§ STATED EXERCISE
Collect every line in the records below that contains the word "ylabel".

§ RECORDS PROVIDED

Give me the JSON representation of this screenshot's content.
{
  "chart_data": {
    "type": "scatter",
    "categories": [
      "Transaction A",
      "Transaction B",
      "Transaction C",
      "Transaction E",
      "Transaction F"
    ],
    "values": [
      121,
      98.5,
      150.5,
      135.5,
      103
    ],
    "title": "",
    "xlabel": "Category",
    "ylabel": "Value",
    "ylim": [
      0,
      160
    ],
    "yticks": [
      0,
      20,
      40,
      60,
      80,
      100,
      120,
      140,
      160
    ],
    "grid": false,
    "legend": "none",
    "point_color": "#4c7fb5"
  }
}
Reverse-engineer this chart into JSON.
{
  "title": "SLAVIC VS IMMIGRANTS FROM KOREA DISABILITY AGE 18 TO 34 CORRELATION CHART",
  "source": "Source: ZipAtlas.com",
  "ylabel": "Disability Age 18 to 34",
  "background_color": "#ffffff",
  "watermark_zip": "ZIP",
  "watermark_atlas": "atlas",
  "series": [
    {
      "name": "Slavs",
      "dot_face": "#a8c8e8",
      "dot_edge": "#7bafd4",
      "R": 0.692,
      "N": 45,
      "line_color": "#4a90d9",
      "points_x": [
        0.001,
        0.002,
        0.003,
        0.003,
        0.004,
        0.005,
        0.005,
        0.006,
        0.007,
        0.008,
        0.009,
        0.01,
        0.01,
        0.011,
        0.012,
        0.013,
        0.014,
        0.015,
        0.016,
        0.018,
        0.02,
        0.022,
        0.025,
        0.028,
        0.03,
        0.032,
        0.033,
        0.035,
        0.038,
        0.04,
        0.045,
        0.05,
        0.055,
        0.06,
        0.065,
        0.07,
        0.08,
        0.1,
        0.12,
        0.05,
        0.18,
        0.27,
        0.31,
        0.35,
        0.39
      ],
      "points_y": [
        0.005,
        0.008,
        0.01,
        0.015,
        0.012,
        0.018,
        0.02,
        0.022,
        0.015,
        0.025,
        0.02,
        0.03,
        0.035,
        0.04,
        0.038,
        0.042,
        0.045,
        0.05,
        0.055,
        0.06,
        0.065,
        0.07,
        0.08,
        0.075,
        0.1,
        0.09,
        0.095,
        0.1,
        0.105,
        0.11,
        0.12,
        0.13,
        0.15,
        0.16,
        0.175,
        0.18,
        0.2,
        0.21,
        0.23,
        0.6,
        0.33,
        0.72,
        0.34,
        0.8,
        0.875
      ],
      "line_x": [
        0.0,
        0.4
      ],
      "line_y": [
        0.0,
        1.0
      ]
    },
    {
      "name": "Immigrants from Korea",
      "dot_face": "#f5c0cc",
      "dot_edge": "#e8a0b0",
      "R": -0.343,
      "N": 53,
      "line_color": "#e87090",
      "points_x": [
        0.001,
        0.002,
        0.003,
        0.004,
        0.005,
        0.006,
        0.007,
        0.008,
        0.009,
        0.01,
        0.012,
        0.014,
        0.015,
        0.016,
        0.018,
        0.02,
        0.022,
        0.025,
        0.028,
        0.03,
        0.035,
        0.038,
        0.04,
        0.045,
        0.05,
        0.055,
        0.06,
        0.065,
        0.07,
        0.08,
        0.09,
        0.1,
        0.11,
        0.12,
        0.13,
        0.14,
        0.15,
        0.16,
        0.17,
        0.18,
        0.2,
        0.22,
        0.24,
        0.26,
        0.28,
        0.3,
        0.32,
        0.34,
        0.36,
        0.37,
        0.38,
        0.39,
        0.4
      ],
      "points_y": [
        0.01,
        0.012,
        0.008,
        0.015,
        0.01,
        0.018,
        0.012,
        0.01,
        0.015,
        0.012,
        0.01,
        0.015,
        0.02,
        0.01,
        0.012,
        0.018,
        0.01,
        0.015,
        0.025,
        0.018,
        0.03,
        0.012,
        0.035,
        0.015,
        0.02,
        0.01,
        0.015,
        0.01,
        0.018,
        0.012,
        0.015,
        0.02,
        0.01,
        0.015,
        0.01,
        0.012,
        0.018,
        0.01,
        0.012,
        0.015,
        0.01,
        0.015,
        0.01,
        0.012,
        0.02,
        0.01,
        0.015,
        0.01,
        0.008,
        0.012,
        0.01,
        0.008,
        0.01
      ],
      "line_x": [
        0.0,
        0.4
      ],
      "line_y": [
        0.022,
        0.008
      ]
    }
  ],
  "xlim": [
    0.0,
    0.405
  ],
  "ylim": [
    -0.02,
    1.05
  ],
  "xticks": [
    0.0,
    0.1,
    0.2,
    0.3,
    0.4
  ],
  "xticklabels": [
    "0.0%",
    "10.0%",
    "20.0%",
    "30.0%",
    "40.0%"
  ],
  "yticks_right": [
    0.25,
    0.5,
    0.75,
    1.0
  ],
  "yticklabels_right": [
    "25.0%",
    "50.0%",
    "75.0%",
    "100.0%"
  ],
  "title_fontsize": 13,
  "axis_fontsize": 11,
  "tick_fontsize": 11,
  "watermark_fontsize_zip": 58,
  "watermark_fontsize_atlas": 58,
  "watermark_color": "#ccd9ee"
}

§ TASK SOLUTION
    "ylabel": "Value",
  "ylabel": "Disability Age 18 to 34",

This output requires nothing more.